>> start

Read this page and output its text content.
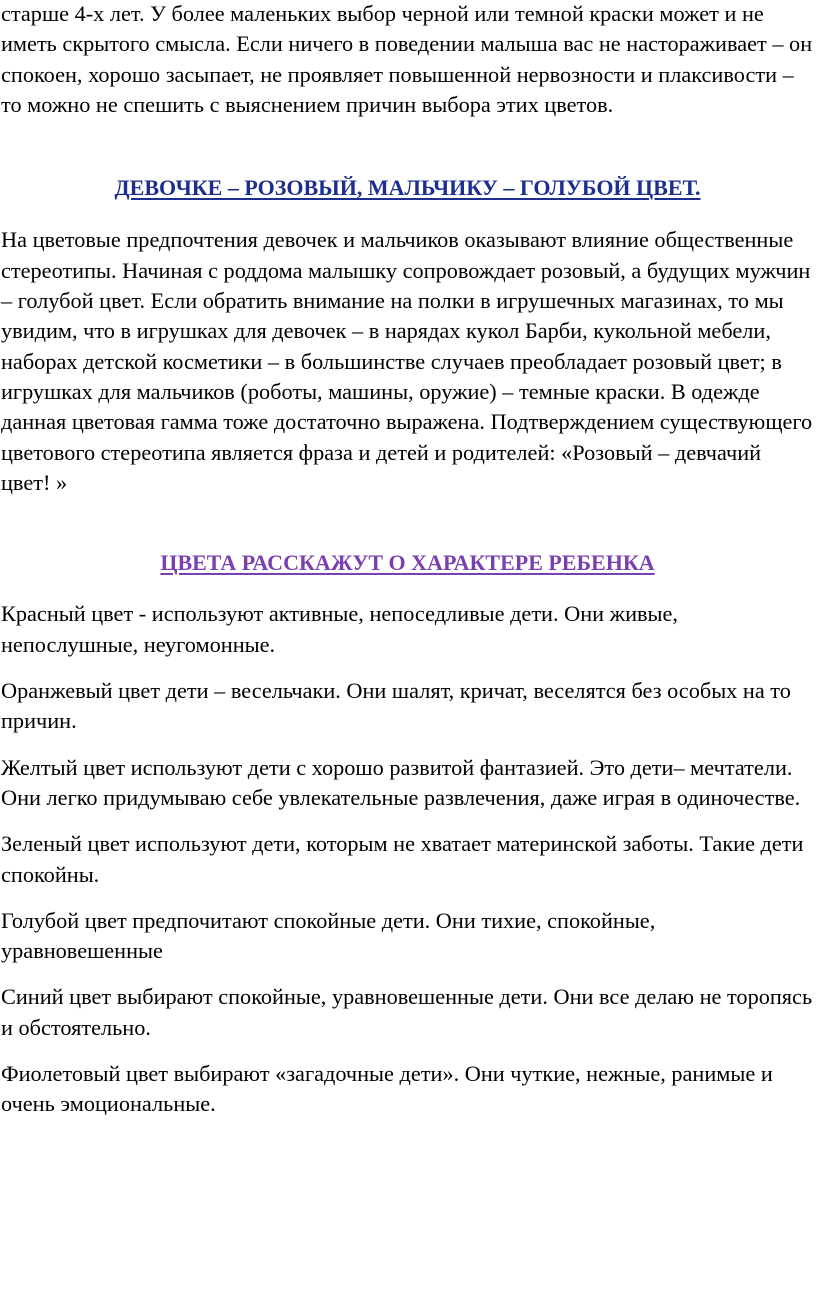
старше 4-х лет. У более маленьких выбор черной или темной краски может и не иметь скрытого смысла. Если ничего в поведении малыша вас не настораживает – он спокоен, хорошо засыпает, не проявляет повышенной нервозности и плаксивости – то можно не спешить с выяснением причин выбора этих цветов.

ДЕВОЧКЕ – РОЗОВЫЙ, МАЛЬЧИКУ – ГОЛУБОЙ ЦВЕТ.

На цветовые предпочтения девочек и мальчиков оказывают влияние общественные стереотипы. Начиная с роддома малышку сопровождает розовый, а будущих мужчин – голубой цвет. Если обратить внимание на полки в игрушечных магазинах, то мы увидим, что в игрушках для девочек – в нарядах кукол Барби, кукольной мебели, наборах детской косметики – в большинстве случаев преобладает розовый цвет; в игрушках для мальчиков (роботы, машины, оружие) – темные краски. В одежде данная цветовая гамма тоже достаточно выражена. Подтверждением существующего цветового стереотипа является фраза и детей и родителей: «Розовый – девчачий цвет! »

ЦВЕТА РАССКАЖУТ О ХАРАКТЕРЕ РЕБЕНКА

Красный цвет - используют активные, непоседливые дети. Они живые, непослушные, неугомонные.

Оранжевый цвет дети – весельчаки. Они шалят, кричат, веселятся без особых на то причин.

Желтый цвет используют дети с хорошо развитой фантазией. Это дети– мечтатели. Они легко придумываю себе увлекательные развлечения, даже играя в одиночестве.

Зеленый цвет используют дети, которым не хватает материнской заботы. Такие дети спокойны.

Голубой цвет предпочитают спокойные дети. Они тихие, спокойные, уравновешенные

Синий цвет выбирают спокойные, уравновешенные дети. Они все делаю не торопясь и обстоятельно.

Фиолетовый цвет выбирают «загадочные дети». Они чуткие, нежные, ранимые и очень эмоциональные.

>> end

## EXERCISE TASK
From the entries above, copy every line containing the word "хорошо".

## TASK RESPONSE
старше 4-х лет. У более маленьких выбор черной или темной краски может и не иметь скрытого смысла. Если ничего в поведении малыша вас не настораживает – он спокоен, хорошо засыпает, не проявляет повышенной нервозности и плаксивости – то можно не спешить с выяснением причин выбора этих цветов.
Желтый цвет используют дети с хорошо развитой фантазией. Это дети– мечтатели. Они легко придумываю себе увлекательные развлечения, даже играя в одиночестве.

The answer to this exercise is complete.